(Recorded data)
┌────────
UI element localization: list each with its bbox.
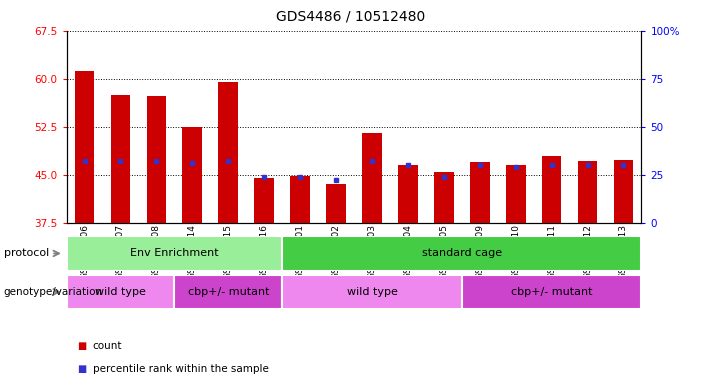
Bar	[147, 96, 166, 223]
Text: count: count	[93, 341, 122, 351]
Bar	[462, 275, 641, 309]
Text: genotype/variation: genotype/variation	[4, 287, 102, 297]
Bar	[542, 156, 562, 223]
Text: wild type: wild type	[95, 287, 146, 297]
Text: ■: ■	[77, 364, 86, 374]
Bar	[75, 71, 95, 223]
Bar	[219, 82, 238, 223]
Bar	[111, 95, 130, 223]
Text: wild type: wild type	[346, 287, 397, 297]
Bar	[175, 275, 283, 309]
Text: percentile rank within the sample: percentile rank within the sample	[93, 364, 268, 374]
Bar	[283, 236, 641, 271]
Bar	[283, 275, 462, 309]
Bar	[362, 133, 382, 223]
Text: GDS4486 / 10512480: GDS4486 / 10512480	[276, 10, 425, 23]
Bar	[67, 236, 283, 271]
Text: Env Enrichment: Env Enrichment	[130, 248, 219, 258]
Text: ■: ■	[77, 341, 86, 351]
Bar	[398, 165, 418, 223]
Bar	[613, 160, 633, 223]
Text: cbp+/- mutant: cbp+/- mutant	[187, 287, 269, 297]
Text: protocol: protocol	[4, 248, 49, 258]
Bar	[326, 184, 346, 223]
Bar	[254, 178, 274, 223]
Bar	[182, 127, 202, 223]
Bar	[506, 165, 526, 223]
Text: standard cage: standard cage	[422, 248, 502, 258]
Bar	[290, 176, 310, 223]
Bar	[578, 161, 597, 223]
Text: cbp+/- mutant: cbp+/- mutant	[511, 287, 592, 297]
Bar	[434, 172, 454, 223]
Bar	[470, 162, 489, 223]
Bar	[67, 275, 175, 309]
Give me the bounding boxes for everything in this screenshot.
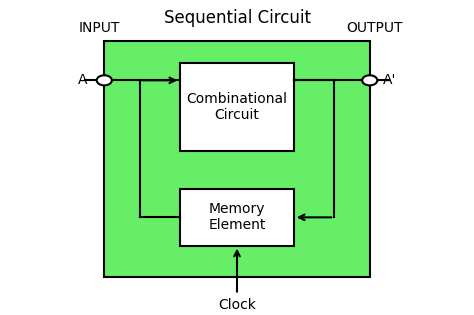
Circle shape <box>362 75 377 85</box>
Text: A: A <box>78 73 88 87</box>
Text: Memory
Element: Memory Element <box>208 202 266 232</box>
Text: OUTPUT: OUTPUT <box>346 21 403 35</box>
Text: Clock: Clock <box>218 298 256 312</box>
Bar <box>104 41 370 277</box>
Bar <box>180 189 294 246</box>
Circle shape <box>97 75 112 85</box>
Bar <box>180 63 294 151</box>
Text: A': A' <box>383 73 396 87</box>
Text: Combinational
Circuit: Combinational Circuit <box>186 92 288 122</box>
Text: Sequential Circuit: Sequential Circuit <box>164 9 310 27</box>
Text: INPUT: INPUT <box>79 21 120 35</box>
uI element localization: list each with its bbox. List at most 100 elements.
└────────
PROBLEM DESCRIPTION – Copy the rows above verbatim, from the line containing "96, 166, 223]" through the line containing "236, 283, 271]", including both of those lines.

TASK OUTPUT –
Bar	[147, 96, 166, 223]
Text: count: count	[93, 341, 122, 351]
Bar	[462, 275, 641, 309]
Text: genotype/variation: genotype/variation	[4, 287, 102, 297]
Bar	[542, 156, 562, 223]
Text: wild type: wild type	[95, 287, 146, 297]
Text: ■: ■	[77, 364, 86, 374]
Bar	[75, 71, 95, 223]
Bar	[219, 82, 238, 223]
Bar	[111, 95, 130, 223]
Text: wild type: wild type	[346, 287, 397, 297]
Bar	[175, 275, 283, 309]
Text: percentile rank within the sample: percentile rank within the sample	[93, 364, 268, 374]
Bar	[283, 236, 641, 271]
Bar	[283, 275, 462, 309]
Bar	[362, 133, 382, 223]
Text: GDS4486 / 10512480: GDS4486 / 10512480	[276, 10, 425, 23]
Bar	[67, 236, 283, 271]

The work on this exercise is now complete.